Problem requirements: From the listing below, pull out every line where the string "USDT" appears.

Stored data:
══════════════════════════════

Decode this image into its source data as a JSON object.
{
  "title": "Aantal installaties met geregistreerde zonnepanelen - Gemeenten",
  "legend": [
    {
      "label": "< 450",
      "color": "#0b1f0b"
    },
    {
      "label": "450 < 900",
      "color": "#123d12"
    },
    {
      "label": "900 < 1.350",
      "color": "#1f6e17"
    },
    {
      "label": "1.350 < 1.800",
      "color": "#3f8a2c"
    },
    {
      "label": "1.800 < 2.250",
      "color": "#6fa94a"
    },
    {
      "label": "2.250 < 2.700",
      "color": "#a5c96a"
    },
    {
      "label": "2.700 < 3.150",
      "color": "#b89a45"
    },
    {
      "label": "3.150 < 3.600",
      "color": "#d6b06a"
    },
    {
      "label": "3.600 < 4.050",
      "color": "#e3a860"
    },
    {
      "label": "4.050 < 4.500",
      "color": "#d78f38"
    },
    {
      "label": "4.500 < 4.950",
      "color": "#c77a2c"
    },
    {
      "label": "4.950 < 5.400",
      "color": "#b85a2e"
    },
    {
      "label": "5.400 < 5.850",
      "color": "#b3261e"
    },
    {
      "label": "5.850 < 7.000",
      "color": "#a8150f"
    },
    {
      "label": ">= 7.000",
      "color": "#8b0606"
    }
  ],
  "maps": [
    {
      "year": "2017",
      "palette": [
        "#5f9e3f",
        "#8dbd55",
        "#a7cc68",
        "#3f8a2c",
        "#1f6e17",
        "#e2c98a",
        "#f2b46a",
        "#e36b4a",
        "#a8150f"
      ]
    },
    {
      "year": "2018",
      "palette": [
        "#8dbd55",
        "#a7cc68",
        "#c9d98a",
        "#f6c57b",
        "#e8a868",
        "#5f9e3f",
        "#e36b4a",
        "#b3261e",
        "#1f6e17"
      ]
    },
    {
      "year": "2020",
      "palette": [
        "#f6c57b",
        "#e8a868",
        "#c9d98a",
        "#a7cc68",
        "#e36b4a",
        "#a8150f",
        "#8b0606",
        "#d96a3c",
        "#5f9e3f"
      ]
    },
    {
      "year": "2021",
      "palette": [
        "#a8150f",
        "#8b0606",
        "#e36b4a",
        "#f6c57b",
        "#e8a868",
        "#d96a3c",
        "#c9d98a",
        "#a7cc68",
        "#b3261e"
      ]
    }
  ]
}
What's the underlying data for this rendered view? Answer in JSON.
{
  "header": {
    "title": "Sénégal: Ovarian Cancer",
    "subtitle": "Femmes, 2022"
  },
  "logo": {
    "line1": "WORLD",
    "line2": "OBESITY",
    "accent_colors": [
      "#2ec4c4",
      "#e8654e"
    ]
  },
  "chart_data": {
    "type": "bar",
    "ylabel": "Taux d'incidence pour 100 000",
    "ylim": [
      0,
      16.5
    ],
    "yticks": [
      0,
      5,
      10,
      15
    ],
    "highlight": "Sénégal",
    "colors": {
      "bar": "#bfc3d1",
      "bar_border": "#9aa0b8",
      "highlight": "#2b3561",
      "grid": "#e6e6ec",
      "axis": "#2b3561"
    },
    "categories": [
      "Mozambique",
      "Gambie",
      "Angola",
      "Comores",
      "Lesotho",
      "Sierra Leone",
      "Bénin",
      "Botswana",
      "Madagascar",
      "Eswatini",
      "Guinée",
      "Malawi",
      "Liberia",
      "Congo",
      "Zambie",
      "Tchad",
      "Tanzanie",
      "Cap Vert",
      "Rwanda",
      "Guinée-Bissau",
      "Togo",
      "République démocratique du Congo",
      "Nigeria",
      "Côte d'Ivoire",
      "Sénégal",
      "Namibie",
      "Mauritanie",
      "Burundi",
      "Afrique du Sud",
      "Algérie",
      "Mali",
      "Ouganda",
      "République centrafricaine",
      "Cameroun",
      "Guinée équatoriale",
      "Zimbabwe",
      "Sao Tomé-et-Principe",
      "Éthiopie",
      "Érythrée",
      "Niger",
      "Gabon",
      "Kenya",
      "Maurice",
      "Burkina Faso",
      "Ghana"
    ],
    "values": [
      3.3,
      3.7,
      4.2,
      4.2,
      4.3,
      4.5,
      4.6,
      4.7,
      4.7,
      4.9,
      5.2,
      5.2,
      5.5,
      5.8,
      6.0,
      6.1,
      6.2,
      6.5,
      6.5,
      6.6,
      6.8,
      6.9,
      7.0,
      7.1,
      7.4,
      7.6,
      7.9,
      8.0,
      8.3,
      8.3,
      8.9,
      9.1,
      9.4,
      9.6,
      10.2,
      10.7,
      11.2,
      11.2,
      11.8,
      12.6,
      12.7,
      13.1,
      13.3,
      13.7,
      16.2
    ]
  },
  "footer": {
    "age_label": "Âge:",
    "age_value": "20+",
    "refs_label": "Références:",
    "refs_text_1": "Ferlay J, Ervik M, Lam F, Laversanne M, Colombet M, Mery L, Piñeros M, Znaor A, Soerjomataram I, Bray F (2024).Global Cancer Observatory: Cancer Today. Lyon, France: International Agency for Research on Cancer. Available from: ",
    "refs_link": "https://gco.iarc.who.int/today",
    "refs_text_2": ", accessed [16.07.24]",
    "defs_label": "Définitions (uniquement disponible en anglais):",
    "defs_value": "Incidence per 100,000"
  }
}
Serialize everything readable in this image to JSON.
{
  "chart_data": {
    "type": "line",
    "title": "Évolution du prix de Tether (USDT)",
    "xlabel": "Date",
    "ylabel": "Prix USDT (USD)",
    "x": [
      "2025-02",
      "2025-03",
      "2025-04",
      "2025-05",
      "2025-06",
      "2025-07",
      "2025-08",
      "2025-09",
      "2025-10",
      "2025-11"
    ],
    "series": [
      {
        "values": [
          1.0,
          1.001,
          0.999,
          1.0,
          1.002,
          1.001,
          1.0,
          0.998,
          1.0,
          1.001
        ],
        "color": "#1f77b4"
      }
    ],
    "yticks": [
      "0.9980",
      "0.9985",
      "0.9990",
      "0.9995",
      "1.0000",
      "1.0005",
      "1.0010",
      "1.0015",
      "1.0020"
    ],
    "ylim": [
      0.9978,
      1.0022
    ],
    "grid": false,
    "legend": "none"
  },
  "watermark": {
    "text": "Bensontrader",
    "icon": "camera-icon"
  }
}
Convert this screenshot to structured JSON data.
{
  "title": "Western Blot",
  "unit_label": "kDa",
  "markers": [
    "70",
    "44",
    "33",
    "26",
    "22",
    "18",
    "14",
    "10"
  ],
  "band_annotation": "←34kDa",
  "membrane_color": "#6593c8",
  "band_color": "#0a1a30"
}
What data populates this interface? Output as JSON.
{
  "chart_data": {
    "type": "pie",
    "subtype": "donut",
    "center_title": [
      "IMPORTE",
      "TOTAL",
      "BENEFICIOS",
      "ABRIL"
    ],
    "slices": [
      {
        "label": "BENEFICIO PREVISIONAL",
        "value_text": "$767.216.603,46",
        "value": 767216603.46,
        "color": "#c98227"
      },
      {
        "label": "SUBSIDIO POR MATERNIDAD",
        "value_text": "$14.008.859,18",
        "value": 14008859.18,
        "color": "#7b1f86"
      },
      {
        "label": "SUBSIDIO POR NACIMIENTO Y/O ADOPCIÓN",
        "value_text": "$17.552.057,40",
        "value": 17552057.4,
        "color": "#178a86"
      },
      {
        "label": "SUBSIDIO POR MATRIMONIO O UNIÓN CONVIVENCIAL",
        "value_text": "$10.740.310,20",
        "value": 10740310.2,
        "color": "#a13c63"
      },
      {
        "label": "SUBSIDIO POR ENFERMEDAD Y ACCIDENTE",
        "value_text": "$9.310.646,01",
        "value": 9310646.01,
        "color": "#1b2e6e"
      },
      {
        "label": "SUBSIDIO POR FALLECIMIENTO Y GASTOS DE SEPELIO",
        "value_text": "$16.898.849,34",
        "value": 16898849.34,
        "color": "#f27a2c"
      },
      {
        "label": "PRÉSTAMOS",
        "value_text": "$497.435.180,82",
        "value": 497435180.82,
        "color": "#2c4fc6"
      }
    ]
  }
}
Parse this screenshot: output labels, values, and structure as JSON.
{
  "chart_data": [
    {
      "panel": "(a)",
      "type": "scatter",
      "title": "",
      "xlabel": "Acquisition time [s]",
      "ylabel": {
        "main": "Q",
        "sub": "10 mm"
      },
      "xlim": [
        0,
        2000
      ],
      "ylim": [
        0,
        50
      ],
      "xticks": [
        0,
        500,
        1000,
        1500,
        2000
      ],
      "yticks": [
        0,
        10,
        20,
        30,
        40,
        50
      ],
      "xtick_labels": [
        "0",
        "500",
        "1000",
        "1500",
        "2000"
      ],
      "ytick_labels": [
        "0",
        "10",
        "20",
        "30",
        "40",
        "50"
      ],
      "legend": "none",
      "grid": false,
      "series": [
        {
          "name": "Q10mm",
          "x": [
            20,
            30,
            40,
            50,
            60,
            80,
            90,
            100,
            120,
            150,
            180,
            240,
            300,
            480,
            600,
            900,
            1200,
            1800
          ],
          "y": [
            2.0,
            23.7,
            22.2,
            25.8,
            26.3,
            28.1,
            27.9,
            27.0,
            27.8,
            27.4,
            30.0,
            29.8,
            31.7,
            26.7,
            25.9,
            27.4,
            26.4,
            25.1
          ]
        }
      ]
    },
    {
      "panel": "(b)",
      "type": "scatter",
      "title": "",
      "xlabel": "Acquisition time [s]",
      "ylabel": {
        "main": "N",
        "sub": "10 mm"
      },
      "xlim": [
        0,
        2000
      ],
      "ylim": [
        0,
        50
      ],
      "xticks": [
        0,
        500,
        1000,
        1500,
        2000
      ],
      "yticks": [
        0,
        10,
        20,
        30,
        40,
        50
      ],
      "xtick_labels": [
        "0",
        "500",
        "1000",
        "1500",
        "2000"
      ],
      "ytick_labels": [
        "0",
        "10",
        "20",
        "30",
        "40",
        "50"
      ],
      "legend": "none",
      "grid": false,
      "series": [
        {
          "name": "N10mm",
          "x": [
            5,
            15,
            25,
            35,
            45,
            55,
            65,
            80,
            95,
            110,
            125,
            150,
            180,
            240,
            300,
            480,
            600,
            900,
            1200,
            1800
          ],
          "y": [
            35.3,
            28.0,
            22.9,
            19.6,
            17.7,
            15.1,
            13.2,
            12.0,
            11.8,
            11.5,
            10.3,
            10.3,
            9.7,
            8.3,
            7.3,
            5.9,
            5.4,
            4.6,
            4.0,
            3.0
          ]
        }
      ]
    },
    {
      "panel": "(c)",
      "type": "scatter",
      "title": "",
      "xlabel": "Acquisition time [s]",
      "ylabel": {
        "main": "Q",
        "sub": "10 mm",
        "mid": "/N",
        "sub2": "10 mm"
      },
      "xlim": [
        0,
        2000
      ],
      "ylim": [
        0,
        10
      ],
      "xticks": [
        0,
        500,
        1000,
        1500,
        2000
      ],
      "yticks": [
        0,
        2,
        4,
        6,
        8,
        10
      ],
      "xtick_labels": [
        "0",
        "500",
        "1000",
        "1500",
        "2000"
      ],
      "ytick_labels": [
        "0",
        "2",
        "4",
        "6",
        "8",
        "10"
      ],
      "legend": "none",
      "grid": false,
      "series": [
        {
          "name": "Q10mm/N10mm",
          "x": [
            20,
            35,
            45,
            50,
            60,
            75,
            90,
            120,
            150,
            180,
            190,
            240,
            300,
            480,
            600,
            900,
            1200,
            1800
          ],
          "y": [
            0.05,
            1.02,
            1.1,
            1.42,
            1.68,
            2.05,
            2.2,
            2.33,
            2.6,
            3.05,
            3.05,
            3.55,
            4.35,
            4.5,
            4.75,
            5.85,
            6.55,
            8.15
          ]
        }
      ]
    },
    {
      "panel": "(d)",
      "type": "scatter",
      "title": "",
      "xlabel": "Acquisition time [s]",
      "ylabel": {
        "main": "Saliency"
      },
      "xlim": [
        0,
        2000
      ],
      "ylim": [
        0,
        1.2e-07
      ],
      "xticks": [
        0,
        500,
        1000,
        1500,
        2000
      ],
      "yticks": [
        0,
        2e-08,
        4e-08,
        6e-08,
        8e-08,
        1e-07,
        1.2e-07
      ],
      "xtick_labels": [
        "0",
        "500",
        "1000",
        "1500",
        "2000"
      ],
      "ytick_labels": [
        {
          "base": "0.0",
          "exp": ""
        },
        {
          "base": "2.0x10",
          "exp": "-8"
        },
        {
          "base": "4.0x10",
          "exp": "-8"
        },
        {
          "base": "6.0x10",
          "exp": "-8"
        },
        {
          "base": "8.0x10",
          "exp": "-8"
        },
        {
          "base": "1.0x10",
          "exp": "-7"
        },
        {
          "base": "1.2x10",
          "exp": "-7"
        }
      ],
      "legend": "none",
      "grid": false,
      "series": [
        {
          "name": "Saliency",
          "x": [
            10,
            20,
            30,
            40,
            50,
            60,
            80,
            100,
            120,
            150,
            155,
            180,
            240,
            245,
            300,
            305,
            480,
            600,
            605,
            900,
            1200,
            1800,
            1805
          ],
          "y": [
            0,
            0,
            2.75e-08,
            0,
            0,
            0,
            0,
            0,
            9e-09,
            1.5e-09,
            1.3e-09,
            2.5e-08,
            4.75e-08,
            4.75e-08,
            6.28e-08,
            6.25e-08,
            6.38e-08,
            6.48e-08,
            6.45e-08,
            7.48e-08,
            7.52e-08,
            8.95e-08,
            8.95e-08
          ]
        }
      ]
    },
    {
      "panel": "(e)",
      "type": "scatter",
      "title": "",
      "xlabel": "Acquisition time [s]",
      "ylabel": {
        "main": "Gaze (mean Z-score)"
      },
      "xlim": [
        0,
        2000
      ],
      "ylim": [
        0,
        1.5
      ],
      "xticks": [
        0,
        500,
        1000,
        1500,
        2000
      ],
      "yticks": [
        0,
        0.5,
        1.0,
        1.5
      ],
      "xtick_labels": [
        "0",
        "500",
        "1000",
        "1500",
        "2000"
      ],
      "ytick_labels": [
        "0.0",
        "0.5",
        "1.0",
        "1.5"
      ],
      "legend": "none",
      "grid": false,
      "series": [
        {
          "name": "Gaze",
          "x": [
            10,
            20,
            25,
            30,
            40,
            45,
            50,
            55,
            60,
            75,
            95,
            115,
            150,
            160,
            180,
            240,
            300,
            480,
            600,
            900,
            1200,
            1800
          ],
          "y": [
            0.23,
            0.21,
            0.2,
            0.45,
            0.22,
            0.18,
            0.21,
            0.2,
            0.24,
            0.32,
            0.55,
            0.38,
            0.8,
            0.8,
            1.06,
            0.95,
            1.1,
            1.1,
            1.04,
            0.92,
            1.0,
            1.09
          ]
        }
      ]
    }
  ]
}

══════════════════════════════

Complete response:
    "title": "Évolution du prix de Tether (USDT)",
    "ylabel": "Prix USDT (USD)",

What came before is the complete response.